**THE REQUEST**
With the images removed, repeat the data below exactly.

**Data extracted from a collection**
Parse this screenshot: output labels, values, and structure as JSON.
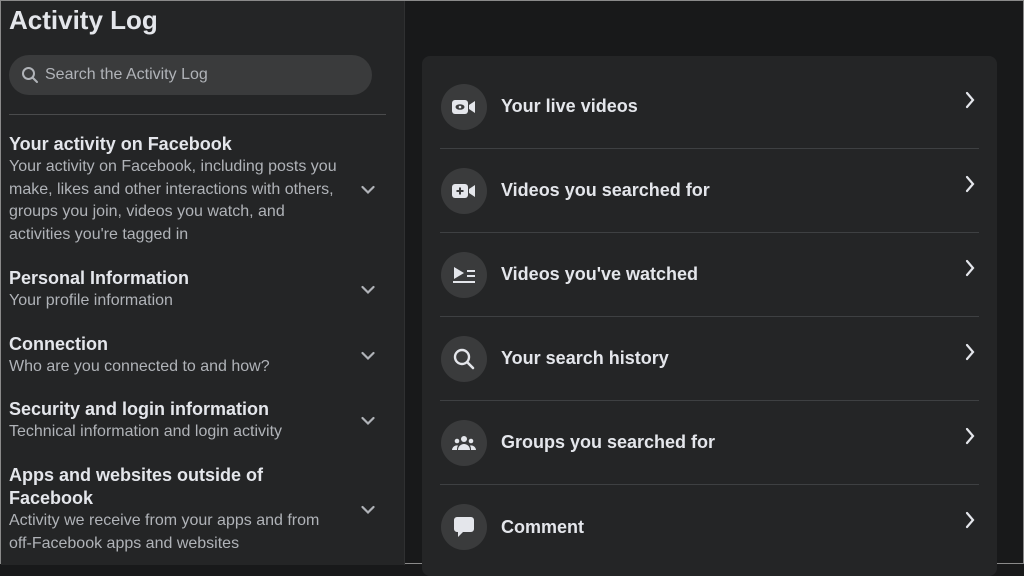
{
  "sidebar": {
    "title": "Activity Log",
    "search_placeholder": "Search the Activity Log",
    "sections": [
      {
        "title": "Your activity on Facebook",
        "desc": "Your activity on Facebook, including posts you make, likes and other interactions with others, groups you join, videos you watch, and activities you're tagged in"
      },
      {
        "title": "Personal Information",
        "desc": "Your profile information"
      },
      {
        "title": "Connection",
        "desc": "Who are you connected to and how?"
      },
      {
        "title": "Security and login information",
        "desc": "Technical information and login activity"
      },
      {
        "title": "Apps and websites outside of Facebook",
        "desc": "Activity we receive from your apps and from off-Facebook apps and websites"
      }
    ]
  },
  "main": {
    "items": [
      {
        "label": "Your live videos",
        "icon": "live-video-icon"
      },
      {
        "label": "Videos you searched for",
        "icon": "video-plus-icon"
      },
      {
        "label": "Videos you've watched",
        "icon": "watched-videos-icon"
      },
      {
        "label": "Your search history",
        "icon": "search-icon"
      },
      {
        "label": "Groups you searched for",
        "icon": "groups-icon"
      },
      {
        "label": "Comment",
        "icon": "comment-icon"
      }
    ]
  }
}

**EXERCISE ANSWER**
Parse this screenshot: output labels, values, and structure as JSON.
{
  "sidebar": {
    "title": "Activity Log",
    "search_placeholder": "Search the Activity Log",
    "sections": [
      {
        "title": "Your activity on Facebook",
        "desc": "Your activity on Facebook, including posts you make, likes and other interactions with others, groups you join, videos you watch, and activities you're tagged in"
      },
      {
        "title": "Personal Information",
        "desc": "Your profile information"
      },
      {
        "title": "Connection",
        "desc": "Who are you connected to and how?"
      },
      {
        "title": "Security and login information",
        "desc": "Technical information and login activity"
      },
      {
        "title": "Apps and websites outside of Facebook",
        "desc": "Activity we receive from your apps and from off-Facebook apps and websites"
      }
    ]
  },
  "main": {
    "items": [
      {
        "label": "Your live videos",
        "icon": "live-video-icon"
      },
      {
        "label": "Videos you searched for",
        "icon": "video-plus-icon"
      },
      {
        "label": "Videos you've watched",
        "icon": "watched-videos-icon"
      },
      {
        "label": "Your search history",
        "icon": "search-icon"
      },
      {
        "label": "Groups you searched for",
        "icon": "groups-icon"
      },
      {
        "label": "Comment",
        "icon": "comment-icon"
      }
    ]
  }
}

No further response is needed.